What is needed | Extract, from the listing that follows, each line containing the word "hijo".

— start Given data —

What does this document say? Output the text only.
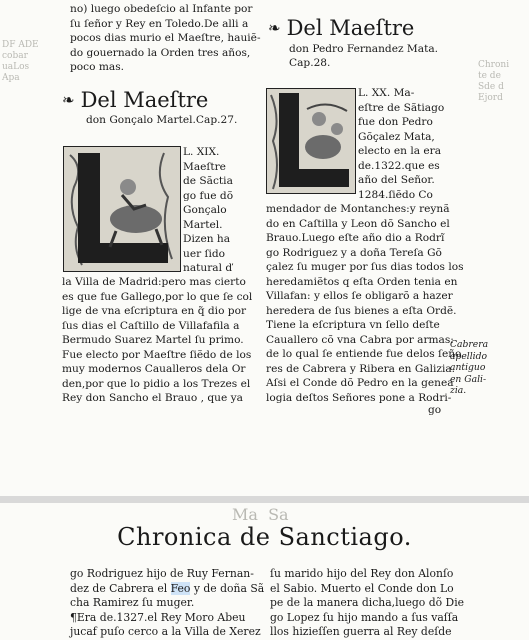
DF ADE
cobar
uaLos
Apa
Chroni
te de
Sde d
Ejord
no) luego obedeſcio al Infante por
ſu ſeñor y Rey en Toledo.De alli a
pocos dias murio el Maeſtre, hauiẽ-
do gouernado la Orden tres años,
poco mas.
❧ Del Maeſtre
don Gonçalo Martel.Cap.27.
L. XIX.
Maeſtre
de Sãctia
go fue dõ
Gonçalo
Martel.
Dizen ha
uer ſido
natural ď
la Villa de Madrid:pero mas cierto
es que fue Gallego,por lo que ſe col
lige de vna eſcriptura en q̃ dio por
ſus dias el Caſtillo de Villafafila a
Bermudo Suarez Martel ſu primo.
Fue electo por Maeſtre ſiẽdo de los
muy modernos Caualleros dela Or
den,por que lo pidio a los Trezes el
Rey don Sancho el Brauo , que ya
❧ Del Maeſtre
don Pedro Fernandez Mata.
Cap.28.
L. XX. Ma-
eſtre de Sãtiago
fue don Pedro
Gõçalez Mata,
electo en la era
de.1322.que es
año del Señor.
1284.ſiẽdo Co
mendador de Montanches:y reynã
do en Caſtilla y Leon dõ Sancho el
Brauo.Luego eſte año dio a Rodrĩ
go Rodriguez y a doña Tereſa Gõ
çalez ſu muger por ſus dias todos los
heredamiẽtos q eſta Orden tenia en
Villafan: y ellos ſe obligarõ a hazer
heredera de ſus bienes a eſta Ordẽ.
Tiene la eſcriptura vn ſello deſte
Cauallero cõ vna Cabra por armas:
de lo qual ſe entiende fue delos ſeño
res de Cabrera y Ribera en Galizia.
Aſsi el Conde dõ Pedro en la genea
logia deſtos Señores pone a Rodri-
go
Cabrera
apellido
antiguo
en Gali-
zia.
Ma  Sa
Chronica de Sanctiago.
go Rodriguez hijo de Ruy Fernan-
dez de Cabrera el Feo y de doña Sã
cha Ramirez ſu muger.
¶Era de.1327.el Rey Moro Abeu
jucaf puſo cerco a la Villa de Xerez
ſu marido hijo del Rey don Alonſo
el Sabio. Muerto el Conde don Lo
pe de la manera dicha,luego dõ Die
go Lopez ſu hijo mando a ſus vaſſa
llos hizieſſen guerra al Rey deſde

— end Given data —

Reply to the exercise |
go Rodriguez hijo de Ruy Fernan-
ſu marido hijo del Rey don Alonſo
go Lopez ſu hijo mando a ſus vaſſa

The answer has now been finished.